TASK BRIEF: Count every line of the material that holds the string "Otherwise". Respond with the total only.

Entries from a visual dataset:

****************************************

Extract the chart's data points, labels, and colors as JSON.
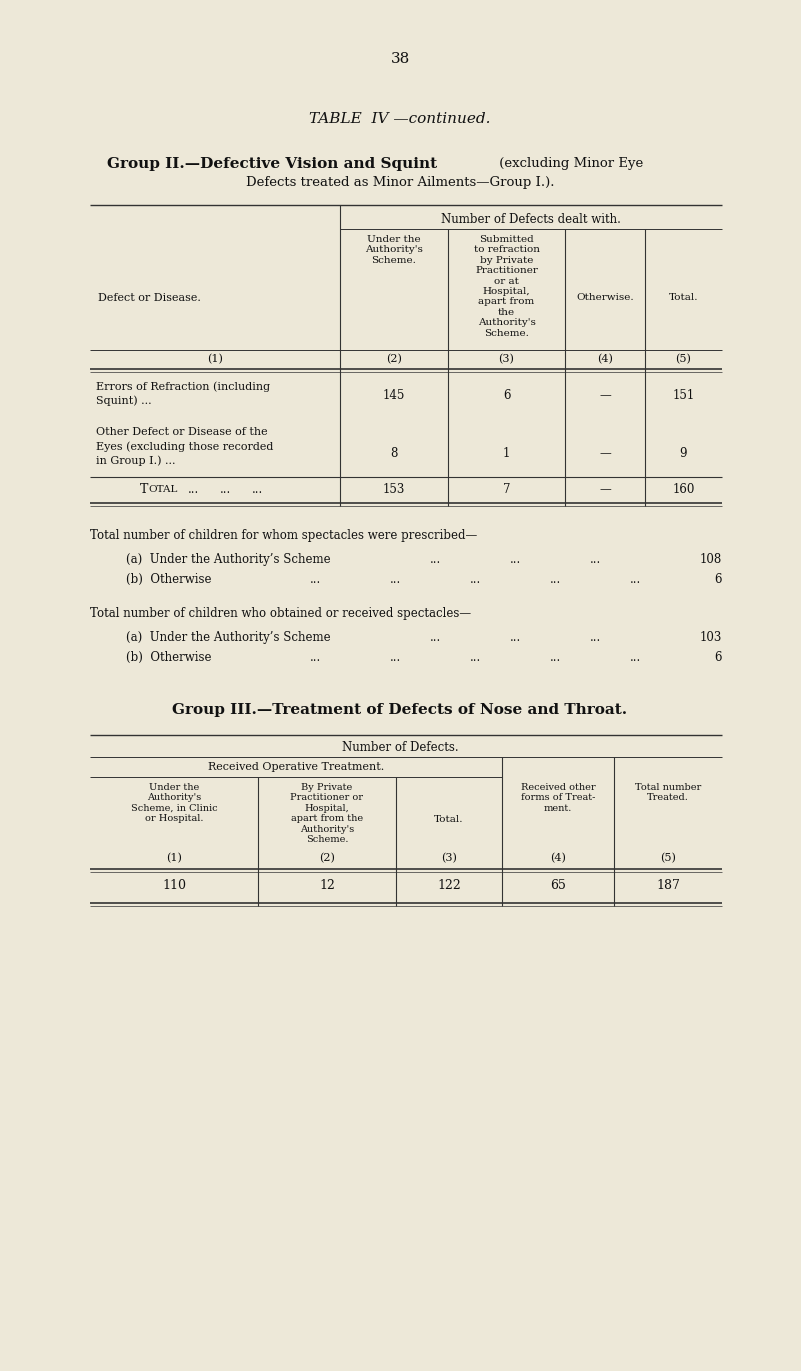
{
  "bg_color": "#ede8d8",
  "page_number": "38",
  "table_iv_title": "TABLE  IV —continued.",
  "group2_bold": "Group II.—Defective Vision and Squint",
  "group2_normal": " (excluding Minor Eye",
  "group2_line2": "Defects treated as Minor Ailments—Group I.).",
  "group2_header_span": "Number of Defects dealt with.",
  "group2_col2_hdr": "Under the\nAuthority's\nScheme.",
  "group2_col3_hdr": "Submitted\nto refraction\nby Private\nPractitioner\nor at\nHospital,\napart from\nthe\nAuthority's\nScheme.",
  "group2_col4_hdr": "Otherwise.",
  "group2_col5_hdr": "Total.",
  "defect_disease_lbl": "Defect or Disease.",
  "col_nums": [
    "(1)",
    "(2)",
    "(3)",
    "(4)",
    "(5)"
  ],
  "row1_label1": "Errors of Refraction (including",
  "row1_label2": "Squint) ...",
  "row1_vals": [
    "145",
    "6",
    "—",
    "151"
  ],
  "row2_label1": "Other Defect or Disease of the",
  "row2_label2": "Eyes (excluding those recorded",
  "row2_label3": "in Group I.) ...",
  "row2_vals": [
    "8",
    "1",
    "—",
    "9"
  ],
  "total_label": "Total  ...",
  "total_vals": [
    "153",
    "7",
    "—",
    "160"
  ],
  "sp_presc_title": "Total number of children for whom spectacles were prescribed—",
  "sp_presc_a_lbl": "(a)  Under the Authority’s Scheme",
  "sp_presc_a_val": "108",
  "sp_presc_b_lbl": "(b)  Otherwise",
  "sp_presc_b_dots": "...          ...          ...          ...          ...",
  "sp_presc_b_val": "6",
  "sp_presc_a_dots": "...               ...               ...",
  "sp_obt_title": "Total number of children who obtained or received spectacles—",
  "sp_obt_a_lbl": "(a)  Under the Authority’s Scheme",
  "sp_obt_a_val": "103",
  "sp_obt_b_lbl": "(b)  Otherwise",
  "sp_obt_b_val": "6",
  "sp_obt_a_dots": "...          ...          ...",
  "sp_obt_b_dots": "...     ...     ...     ...     ...",
  "group3_title": "Group III.—Treatment of Defects of Nose and Throat.",
  "group3_header_span": "Number of Defects.",
  "group3_sub_span": "Received Operative Treatment.",
  "g3c1_hdr": "Under the\nAuthority's\nScheme, in Clinic\nor Hospital.",
  "g3c2_hdr": "By Private\nPractitioner or\nHospital,\napart from the\nAuthority's\nScheme.",
  "g3c3_hdr": "Total.",
  "g3c4_hdr": "Received other\nforms of Treat-\nment.",
  "g3c5_hdr": "Total number\nTreated.",
  "g3_row": [
    "110",
    "12",
    "122",
    "65",
    "187"
  ],
  "text_color": "#111111",
  "line_color": "#333333"
}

****************************************

OUTPUT: 3